**THE RECORDS**

^^^^^^^^^^^^^^^^

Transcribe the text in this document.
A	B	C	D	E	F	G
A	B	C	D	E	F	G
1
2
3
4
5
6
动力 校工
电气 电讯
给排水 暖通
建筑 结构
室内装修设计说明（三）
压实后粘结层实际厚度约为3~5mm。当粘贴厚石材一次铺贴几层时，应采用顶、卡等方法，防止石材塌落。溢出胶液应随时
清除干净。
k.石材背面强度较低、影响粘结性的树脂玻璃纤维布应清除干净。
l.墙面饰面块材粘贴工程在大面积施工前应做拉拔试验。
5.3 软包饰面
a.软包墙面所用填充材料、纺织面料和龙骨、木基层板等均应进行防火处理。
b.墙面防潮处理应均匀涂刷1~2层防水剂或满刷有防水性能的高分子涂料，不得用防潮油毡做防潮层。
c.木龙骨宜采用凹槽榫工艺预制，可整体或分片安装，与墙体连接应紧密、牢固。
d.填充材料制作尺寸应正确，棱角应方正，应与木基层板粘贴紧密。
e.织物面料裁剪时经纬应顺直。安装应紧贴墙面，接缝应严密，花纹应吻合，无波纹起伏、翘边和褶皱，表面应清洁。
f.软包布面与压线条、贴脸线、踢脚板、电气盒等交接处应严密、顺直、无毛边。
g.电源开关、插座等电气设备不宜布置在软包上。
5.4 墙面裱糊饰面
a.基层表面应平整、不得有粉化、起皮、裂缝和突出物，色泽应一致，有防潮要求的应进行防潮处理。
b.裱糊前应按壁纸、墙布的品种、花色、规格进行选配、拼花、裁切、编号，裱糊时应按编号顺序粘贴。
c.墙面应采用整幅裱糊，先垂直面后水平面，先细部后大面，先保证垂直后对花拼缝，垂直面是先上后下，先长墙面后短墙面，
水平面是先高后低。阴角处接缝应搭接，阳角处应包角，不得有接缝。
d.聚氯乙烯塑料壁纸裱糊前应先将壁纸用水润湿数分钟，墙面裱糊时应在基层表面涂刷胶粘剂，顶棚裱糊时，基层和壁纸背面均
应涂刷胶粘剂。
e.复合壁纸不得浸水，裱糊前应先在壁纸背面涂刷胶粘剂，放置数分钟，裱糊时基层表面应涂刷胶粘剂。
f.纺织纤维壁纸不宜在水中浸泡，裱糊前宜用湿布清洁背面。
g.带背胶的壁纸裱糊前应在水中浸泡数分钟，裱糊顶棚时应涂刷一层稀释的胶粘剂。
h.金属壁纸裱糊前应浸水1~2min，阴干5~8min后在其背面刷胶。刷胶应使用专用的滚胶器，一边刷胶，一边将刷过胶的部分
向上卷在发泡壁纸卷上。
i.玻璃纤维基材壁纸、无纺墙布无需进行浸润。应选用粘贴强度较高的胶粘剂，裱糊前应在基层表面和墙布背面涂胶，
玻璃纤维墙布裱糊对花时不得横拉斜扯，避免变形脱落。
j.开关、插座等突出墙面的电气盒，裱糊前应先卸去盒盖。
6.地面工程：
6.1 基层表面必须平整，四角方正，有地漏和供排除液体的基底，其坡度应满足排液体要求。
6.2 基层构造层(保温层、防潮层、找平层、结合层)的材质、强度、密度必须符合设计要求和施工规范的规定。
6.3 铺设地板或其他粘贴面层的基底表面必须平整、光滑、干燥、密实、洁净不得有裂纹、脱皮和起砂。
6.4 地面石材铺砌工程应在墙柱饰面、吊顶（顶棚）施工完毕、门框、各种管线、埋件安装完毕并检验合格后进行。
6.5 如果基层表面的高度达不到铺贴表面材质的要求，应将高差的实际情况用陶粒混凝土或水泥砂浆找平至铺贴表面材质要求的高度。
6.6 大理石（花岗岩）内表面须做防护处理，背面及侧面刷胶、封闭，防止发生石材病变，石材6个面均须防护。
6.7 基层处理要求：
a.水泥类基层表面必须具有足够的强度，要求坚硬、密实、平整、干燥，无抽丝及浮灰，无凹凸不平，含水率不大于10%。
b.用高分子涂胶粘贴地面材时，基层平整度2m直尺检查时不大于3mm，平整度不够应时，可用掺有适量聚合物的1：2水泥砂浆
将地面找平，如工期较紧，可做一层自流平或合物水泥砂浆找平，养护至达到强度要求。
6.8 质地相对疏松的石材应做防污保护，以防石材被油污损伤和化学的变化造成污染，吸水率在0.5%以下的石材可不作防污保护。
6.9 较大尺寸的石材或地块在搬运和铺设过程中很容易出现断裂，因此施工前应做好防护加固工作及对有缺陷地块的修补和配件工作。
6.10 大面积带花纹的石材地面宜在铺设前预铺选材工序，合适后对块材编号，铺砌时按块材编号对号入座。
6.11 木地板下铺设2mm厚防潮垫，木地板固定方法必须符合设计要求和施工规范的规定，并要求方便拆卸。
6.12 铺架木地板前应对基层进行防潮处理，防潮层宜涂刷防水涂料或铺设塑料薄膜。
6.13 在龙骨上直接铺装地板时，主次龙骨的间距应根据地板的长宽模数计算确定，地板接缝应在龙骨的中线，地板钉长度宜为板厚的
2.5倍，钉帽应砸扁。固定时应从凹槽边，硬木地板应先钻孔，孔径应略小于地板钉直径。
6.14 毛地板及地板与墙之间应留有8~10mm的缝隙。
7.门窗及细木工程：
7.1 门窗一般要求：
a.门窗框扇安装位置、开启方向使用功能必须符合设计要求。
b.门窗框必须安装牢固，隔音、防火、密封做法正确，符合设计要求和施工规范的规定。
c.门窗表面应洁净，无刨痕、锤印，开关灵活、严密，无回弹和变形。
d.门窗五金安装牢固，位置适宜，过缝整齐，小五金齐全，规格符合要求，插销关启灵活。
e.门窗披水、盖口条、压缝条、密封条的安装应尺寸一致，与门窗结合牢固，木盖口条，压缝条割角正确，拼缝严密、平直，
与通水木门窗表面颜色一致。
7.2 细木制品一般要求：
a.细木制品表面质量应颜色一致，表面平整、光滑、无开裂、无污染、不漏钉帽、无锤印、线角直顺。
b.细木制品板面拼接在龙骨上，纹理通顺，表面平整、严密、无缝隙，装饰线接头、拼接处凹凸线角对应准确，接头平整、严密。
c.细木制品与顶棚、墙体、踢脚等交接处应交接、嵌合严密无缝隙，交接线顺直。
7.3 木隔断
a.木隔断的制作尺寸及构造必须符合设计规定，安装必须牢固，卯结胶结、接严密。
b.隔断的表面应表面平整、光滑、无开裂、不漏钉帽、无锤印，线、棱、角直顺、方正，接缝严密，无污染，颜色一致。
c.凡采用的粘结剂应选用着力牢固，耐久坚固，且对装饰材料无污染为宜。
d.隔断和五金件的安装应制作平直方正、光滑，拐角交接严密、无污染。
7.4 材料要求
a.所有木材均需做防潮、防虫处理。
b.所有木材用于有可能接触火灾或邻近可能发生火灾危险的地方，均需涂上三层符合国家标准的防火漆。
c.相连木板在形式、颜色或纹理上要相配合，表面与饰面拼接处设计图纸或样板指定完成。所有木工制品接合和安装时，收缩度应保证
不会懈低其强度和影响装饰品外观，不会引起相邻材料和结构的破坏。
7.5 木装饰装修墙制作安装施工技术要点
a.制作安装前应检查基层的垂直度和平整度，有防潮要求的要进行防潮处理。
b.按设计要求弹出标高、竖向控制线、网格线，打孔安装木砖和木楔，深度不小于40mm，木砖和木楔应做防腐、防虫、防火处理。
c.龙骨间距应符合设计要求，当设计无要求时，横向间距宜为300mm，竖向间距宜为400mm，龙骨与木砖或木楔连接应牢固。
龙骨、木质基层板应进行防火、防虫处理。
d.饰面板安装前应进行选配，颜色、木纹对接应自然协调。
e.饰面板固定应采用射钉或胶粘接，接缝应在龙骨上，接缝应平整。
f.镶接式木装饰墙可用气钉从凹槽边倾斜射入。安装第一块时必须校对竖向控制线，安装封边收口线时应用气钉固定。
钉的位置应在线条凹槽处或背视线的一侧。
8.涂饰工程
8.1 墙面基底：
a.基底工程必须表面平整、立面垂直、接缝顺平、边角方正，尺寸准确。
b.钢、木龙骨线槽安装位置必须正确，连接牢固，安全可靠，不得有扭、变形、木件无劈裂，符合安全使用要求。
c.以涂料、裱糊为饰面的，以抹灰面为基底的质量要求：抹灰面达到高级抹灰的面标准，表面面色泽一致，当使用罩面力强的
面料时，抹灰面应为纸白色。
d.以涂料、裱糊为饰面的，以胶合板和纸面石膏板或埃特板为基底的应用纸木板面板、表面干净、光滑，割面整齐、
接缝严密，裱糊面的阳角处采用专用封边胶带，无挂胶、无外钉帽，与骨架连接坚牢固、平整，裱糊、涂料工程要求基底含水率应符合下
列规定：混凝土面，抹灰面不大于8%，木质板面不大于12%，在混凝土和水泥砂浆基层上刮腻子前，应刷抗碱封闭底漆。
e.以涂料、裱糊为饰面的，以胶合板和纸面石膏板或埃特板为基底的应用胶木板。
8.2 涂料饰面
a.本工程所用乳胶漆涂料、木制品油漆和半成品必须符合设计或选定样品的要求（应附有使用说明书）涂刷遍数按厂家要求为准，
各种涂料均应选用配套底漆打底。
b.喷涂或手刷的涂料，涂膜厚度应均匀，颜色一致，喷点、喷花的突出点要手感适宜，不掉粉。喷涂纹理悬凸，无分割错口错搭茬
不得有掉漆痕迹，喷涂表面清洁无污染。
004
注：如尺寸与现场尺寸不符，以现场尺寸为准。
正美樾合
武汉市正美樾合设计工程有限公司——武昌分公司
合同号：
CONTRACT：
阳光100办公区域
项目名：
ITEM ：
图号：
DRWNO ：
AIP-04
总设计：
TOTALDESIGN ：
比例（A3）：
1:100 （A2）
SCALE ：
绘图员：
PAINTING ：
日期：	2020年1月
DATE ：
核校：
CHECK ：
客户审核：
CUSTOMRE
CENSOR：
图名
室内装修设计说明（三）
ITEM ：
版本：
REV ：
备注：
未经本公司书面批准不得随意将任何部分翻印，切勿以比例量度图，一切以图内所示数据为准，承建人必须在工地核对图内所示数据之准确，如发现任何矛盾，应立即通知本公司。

^^^^^^^^^^^^^^^^

Go through the records above and copy every line with the word "防虫处理".

a.所有木材均需做防潮、防虫处理。
龙骨、木质基层板应进行防火、防虫处理。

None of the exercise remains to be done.